Description of the task
Search the material and gather each line with "world" in it.

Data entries
□ □ □ □ □ □ □

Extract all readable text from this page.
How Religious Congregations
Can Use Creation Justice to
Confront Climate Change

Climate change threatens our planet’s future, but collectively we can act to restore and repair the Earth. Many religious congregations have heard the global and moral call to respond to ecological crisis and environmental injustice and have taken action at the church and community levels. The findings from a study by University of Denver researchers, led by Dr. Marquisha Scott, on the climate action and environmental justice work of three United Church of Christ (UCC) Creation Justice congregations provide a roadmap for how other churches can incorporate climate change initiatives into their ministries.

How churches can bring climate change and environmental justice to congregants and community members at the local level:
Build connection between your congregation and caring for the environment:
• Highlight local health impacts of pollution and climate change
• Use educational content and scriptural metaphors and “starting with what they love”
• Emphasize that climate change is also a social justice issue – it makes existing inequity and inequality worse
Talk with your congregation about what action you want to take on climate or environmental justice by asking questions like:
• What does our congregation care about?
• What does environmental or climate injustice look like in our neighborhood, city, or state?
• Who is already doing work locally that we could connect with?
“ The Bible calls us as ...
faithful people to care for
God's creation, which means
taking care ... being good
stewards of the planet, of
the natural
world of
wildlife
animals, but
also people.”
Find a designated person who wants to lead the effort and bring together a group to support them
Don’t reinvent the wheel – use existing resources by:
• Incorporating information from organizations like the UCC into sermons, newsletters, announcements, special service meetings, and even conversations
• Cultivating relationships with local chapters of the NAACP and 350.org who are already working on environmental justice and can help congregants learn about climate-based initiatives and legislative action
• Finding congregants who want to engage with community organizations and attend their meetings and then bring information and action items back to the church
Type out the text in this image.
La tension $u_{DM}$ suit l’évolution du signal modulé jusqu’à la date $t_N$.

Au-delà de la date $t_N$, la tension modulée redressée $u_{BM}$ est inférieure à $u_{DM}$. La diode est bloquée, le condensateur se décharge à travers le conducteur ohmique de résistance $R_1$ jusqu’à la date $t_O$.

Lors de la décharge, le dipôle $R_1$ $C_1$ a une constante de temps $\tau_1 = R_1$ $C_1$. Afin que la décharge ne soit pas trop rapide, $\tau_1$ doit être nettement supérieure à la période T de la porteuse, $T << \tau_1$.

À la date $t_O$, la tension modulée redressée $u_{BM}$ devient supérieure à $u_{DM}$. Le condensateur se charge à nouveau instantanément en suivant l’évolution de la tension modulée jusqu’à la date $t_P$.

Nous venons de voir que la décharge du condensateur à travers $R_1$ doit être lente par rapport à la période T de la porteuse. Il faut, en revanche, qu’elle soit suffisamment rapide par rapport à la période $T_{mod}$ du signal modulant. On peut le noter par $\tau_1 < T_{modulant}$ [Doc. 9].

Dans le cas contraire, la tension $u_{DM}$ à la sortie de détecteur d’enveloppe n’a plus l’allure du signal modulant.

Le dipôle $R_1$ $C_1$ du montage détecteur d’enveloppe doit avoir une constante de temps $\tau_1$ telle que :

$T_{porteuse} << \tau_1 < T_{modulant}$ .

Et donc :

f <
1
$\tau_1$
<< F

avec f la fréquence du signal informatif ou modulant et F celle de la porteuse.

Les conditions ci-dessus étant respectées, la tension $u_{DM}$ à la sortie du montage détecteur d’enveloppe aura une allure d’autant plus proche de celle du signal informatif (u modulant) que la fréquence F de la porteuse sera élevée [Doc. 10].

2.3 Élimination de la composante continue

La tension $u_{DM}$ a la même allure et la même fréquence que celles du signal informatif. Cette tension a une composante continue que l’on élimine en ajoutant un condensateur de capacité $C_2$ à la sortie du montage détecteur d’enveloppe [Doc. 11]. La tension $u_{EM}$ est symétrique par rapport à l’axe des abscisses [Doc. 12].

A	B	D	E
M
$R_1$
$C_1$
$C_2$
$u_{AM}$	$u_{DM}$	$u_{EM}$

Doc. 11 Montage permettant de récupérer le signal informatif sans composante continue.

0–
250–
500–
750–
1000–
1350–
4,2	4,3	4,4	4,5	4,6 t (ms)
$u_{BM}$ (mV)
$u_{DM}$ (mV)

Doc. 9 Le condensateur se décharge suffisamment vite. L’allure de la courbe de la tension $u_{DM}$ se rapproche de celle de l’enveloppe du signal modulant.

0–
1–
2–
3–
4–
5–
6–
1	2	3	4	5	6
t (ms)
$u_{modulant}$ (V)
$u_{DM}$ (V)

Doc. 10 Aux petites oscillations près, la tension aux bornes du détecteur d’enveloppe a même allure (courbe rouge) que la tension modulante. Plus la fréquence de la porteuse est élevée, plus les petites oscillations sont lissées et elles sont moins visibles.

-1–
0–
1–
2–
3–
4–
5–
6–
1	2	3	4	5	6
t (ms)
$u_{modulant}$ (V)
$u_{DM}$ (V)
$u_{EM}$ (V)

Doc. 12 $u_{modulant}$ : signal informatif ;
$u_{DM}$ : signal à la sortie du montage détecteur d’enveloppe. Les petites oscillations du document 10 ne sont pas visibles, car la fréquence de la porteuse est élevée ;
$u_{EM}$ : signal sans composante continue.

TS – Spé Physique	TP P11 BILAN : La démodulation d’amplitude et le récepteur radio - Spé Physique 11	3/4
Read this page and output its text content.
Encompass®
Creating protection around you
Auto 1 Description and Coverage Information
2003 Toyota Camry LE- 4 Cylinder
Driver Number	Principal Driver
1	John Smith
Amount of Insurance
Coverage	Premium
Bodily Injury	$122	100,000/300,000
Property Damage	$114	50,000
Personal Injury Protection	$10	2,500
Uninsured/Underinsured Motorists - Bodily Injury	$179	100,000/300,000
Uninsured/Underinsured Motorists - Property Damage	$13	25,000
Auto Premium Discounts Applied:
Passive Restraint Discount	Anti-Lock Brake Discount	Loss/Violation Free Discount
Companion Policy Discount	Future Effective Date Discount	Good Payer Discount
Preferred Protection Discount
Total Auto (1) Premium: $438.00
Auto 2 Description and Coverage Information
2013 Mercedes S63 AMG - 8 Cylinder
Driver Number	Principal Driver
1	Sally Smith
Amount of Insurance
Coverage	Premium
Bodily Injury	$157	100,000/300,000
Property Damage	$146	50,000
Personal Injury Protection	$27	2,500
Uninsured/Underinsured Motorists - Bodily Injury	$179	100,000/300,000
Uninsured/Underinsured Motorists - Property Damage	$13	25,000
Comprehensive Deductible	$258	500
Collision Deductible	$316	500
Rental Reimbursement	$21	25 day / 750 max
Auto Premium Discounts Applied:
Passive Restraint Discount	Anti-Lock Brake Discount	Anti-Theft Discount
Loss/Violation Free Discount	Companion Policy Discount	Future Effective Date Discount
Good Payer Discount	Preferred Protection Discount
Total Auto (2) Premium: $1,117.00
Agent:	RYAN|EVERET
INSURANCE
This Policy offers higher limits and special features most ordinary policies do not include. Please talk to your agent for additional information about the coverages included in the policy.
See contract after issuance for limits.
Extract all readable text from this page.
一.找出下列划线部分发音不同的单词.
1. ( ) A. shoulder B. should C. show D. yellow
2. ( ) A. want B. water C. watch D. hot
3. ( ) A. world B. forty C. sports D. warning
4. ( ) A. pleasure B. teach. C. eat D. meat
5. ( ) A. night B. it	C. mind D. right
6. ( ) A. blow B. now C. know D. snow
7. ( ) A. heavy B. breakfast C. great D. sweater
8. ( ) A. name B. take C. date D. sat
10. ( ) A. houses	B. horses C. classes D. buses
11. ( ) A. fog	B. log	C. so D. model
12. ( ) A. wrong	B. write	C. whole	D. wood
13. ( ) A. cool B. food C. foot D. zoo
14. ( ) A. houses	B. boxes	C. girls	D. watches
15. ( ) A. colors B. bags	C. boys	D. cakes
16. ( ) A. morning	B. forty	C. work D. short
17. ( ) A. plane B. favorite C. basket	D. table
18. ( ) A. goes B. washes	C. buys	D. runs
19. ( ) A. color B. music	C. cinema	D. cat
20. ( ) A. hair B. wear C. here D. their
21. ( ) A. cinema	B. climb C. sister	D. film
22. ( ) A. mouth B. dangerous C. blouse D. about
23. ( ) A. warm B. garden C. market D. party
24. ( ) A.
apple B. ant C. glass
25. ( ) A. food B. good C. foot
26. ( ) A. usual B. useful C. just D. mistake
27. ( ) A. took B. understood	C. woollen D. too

□ □ □ □ □ □ □

Answer to the problem
world of
3. ( ) A. world B. forty C. sports D. warning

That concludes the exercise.